• _Stored rows_:
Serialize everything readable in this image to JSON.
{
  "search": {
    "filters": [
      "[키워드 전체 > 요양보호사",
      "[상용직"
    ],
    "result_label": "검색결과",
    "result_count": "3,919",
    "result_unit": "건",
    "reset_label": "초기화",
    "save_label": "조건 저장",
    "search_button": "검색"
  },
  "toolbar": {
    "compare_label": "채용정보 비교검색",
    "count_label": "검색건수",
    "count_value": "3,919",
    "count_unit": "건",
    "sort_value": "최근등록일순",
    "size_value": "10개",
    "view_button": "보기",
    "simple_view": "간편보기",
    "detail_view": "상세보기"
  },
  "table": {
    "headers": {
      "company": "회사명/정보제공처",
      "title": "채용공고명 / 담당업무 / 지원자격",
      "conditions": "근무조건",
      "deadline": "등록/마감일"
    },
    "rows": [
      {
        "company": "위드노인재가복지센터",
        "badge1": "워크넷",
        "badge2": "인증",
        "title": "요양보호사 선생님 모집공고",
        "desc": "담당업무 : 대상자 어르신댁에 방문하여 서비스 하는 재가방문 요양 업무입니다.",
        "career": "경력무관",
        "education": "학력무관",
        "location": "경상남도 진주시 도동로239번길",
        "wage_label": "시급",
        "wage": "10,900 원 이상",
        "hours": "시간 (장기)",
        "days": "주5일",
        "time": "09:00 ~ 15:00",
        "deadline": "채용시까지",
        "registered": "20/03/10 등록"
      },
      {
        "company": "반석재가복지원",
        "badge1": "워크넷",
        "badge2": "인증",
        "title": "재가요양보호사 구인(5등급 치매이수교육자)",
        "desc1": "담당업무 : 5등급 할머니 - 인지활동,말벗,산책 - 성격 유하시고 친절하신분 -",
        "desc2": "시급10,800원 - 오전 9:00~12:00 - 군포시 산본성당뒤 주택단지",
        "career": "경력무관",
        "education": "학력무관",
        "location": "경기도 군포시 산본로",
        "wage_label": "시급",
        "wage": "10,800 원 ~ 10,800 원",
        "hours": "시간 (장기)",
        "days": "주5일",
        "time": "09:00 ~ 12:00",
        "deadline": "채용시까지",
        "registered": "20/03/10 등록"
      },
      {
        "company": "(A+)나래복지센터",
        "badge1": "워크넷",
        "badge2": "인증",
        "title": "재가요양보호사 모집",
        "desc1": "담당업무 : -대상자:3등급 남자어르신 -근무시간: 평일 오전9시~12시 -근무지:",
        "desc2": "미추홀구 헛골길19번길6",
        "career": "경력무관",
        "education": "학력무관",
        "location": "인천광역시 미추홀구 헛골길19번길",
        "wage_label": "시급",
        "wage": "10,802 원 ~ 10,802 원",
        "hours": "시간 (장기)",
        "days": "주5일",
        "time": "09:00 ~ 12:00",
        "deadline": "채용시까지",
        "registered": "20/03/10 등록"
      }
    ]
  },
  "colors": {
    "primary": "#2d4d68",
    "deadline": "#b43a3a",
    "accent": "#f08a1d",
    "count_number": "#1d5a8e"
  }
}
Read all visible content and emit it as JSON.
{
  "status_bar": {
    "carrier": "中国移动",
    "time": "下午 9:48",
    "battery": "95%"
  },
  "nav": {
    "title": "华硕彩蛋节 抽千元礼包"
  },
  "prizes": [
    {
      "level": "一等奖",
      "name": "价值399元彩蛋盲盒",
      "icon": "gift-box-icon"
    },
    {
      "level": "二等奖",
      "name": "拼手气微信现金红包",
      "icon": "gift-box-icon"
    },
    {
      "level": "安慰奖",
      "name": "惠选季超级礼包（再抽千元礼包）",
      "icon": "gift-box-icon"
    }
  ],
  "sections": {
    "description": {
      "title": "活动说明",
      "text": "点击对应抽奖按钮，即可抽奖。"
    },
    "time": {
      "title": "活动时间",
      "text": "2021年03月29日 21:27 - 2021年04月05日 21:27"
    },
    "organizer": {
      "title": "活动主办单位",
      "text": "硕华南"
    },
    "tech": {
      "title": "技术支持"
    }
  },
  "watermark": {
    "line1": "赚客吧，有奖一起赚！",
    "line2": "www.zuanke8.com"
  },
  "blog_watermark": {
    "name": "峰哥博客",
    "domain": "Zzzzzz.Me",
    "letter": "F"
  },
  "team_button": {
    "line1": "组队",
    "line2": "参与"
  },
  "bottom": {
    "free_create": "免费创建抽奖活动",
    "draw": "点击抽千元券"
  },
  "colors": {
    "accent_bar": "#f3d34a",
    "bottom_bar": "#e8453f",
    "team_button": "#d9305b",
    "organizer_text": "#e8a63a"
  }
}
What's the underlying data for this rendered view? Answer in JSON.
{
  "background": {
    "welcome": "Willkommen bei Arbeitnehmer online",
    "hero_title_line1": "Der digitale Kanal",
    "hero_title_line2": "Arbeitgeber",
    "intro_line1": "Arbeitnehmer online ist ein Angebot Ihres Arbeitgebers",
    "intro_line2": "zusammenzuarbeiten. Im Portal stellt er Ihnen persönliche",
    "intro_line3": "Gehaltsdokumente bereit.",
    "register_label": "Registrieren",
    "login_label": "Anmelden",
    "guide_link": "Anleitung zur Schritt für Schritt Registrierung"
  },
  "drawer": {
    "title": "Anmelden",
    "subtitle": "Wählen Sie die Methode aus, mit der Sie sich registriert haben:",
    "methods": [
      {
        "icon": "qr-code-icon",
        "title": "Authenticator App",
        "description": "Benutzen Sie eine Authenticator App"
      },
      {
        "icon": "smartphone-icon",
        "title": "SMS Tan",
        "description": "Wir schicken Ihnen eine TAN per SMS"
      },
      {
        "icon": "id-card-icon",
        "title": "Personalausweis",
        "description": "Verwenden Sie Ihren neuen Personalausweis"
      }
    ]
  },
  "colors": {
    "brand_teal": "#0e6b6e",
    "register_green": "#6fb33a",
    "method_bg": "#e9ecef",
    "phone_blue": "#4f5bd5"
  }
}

• _Given task_:
Write the material out exactly, with nothing left out.

• _Task result_:
Serialize everything readable in this image to JSON.
{
  "search": {
    "filters": [
      "[키워드 전체 > 요양보호사",
      "[상용직"
    ],
    "result_label": "검색결과",
    "result_count": "3,919",
    "result_unit": "건",
    "reset_label": "초기화",
    "save_label": "조건 저장",
    "search_button": "검색"
  },
  "toolbar": {
    "compare_label": "채용정보 비교검색",
    "count_label": "검색건수",
    "count_value": "3,919",
    "count_unit": "건",
    "sort_value": "최근등록일순",
    "size_value": "10개",
    "view_button": "보기",
    "simple_view": "간편보기",
    "detail_view": "상세보기"
  },
  "table": {
    "headers": {
      "company": "회사명/정보제공처",
      "title": "채용공고명 / 담당업무 / 지원자격",
      "conditions": "근무조건",
      "deadline": "등록/마감일"
    },
    "rows": [
      {
        "company": "위드노인재가복지센터",
        "badge1": "워크넷",
        "badge2": "인증",
        "title": "요양보호사 선생님 모집공고",
        "desc": "담당업무 : 대상자 어르신댁에 방문하여 서비스 하는 재가방문 요양 업무입니다.",
        "career": "경력무관",
        "education": "학력무관",
        "location": "경상남도 진주시 도동로239번길",
        "wage_label": "시급",
        "wage": "10,900 원 이상",
        "hours": "시간 (장기)",
        "days": "주5일",
        "time": "09:00 ~ 15:00",
        "deadline": "채용시까지",
        "registered": "20/03/10 등록"
      },
      {
        "company": "반석재가복지원",
        "badge1": "워크넷",
        "badge2": "인증",
        "title": "재가요양보호사 구인(5등급 치매이수교육자)",
        "desc1": "담당업무 : 5등급 할머니 - 인지활동,말벗,산책 - 성격 유하시고 친절하신분 -",
        "desc2": "시급10,800원 - 오전 9:00~12:00 - 군포시 산본성당뒤 주택단지",
        "career": "경력무관",
        "education": "학력무관",
        "location": "경기도 군포시 산본로",
        "wage_label": "시급",
        "wage": "10,800 원 ~ 10,800 원",
        "hours": "시간 (장기)",
        "days": "주5일",
        "time": "09:00 ~ 12:00",
        "deadline": "채용시까지",
        "registered": "20/03/10 등록"
      },
      {
        "company": "(A+)나래복지센터",
        "badge1": "워크넷",
        "badge2": "인증",
        "title": "재가요양보호사 모집",
        "desc1": "담당업무 : -대상자:3등급 남자어르신 -근무시간: 평일 오전9시~12시 -근무지:",
        "desc2": "미추홀구 헛골길19번길6",
        "career": "경력무관",
        "education": "학력무관",
        "location": "인천광역시 미추홀구 헛골길19번길",
        "wage_label": "시급",
        "wage": "10,802 원 ~ 10,802 원",
        "hours": "시간 (장기)",
        "days": "주5일",
        "time": "09:00 ~ 12:00",
        "deadline": "채용시까지",
        "registered": "20/03/10 등록"
      }
    ]
  },
  "colors": {
    "primary": "#2d4d68",
    "deadline": "#b43a3a",
    "accent": "#f08a1d",
    "count_number": "#1d5a8e"
  }
}
Read all visible content and emit it as JSON.
{
  "status_bar": {
    "carrier": "中国移动",
    "time": "下午 9:48",
    "battery": "95%"
  },
  "nav": {
    "title": "华硕彩蛋节 抽千元礼包"
  },
  "prizes": [
    {
      "level": "一等奖",
      "name": "价值399元彩蛋盲盒",
      "icon": "gift-box-icon"
    },
    {
      "level": "二等奖",
      "name": "拼手气微信现金红包",
      "icon": "gift-box-icon"
    },
    {
      "level": "安慰奖",
      "name": "惠选季超级礼包（再抽千元礼包）",
      "icon": "gift-box-icon"
    }
  ],
  "sections": {
    "description": {
      "title": "活动说明",
      "text": "点击对应抽奖按钮，即可抽奖。"
    },
    "time": {
      "title": "活动时间",
      "text": "2021年03月29日 21:27 - 2021年04月05日 21:27"
    },
    "organizer": {
      "title": "活动主办单位",
      "text": "硕华南"
    },
    "tech": {
      "title": "技术支持"
    }
  },
  "watermark": {
    "line1": "赚客吧，有奖一起赚！",
    "line2": "www.zuanke8.com"
  },
  "blog_watermark": {
    "name": "峰哥博客",
    "domain": "Zzzzzz.Me",
    "letter": "F"
  },
  "team_button": {
    "line1": "组队",
    "line2": "参与"
  },
  "bottom": {
    "free_create": "免费创建抽奖活动",
    "draw": "点击抽千元券"
  },
  "colors": {
    "accent_bar": "#f3d34a",
    "bottom_bar": "#e8453f",
    "team_button": "#d9305b",
    "organizer_text": "#e8a63a"
  }
}
What's the underlying data for this rendered view? Answer in JSON.
{
  "background": {
    "welcome": "Willkommen bei Arbeitnehmer online",
    "hero_title_line1": "Der digitale Kanal",
    "hero_title_line2": "Arbeitgeber",
    "intro_line1": "Arbeitnehmer online ist ein Angebot Ihres Arbeitgebers",
    "intro_line2": "zusammenzuarbeiten. Im Portal stellt er Ihnen persönliche",
    "intro_line3": "Gehaltsdokumente bereit.",
    "register_label": "Registrieren",
    "login_label": "Anmelden",
    "guide_link": "Anleitung zur Schritt für Schritt Registrierung"
  },
  "drawer": {
    "title": "Anmelden",
    "subtitle": "Wählen Sie die Methode aus, mit der Sie sich registriert haben:",
    "methods": [
      {
        "icon": "qr-code-icon",
        "title": "Authenticator App",
        "description": "Benutzen Sie eine Authenticator App"
      },
      {
        "icon": "smartphone-icon",
        "title": "SMS Tan",
        "description": "Wir schicken Ihnen eine TAN per SMS"
      },
      {
        "icon": "id-card-icon",
        "title": "Personalausweis",
        "description": "Verwenden Sie Ihren neuen Personalausweis"
      }
    ]
  },
  "colors": {
    "brand_teal": "#0e6b6e",
    "register_green": "#6fb33a",
    "method_bg": "#e9ecef",
    "phone_blue": "#4f5bd5"
  }
}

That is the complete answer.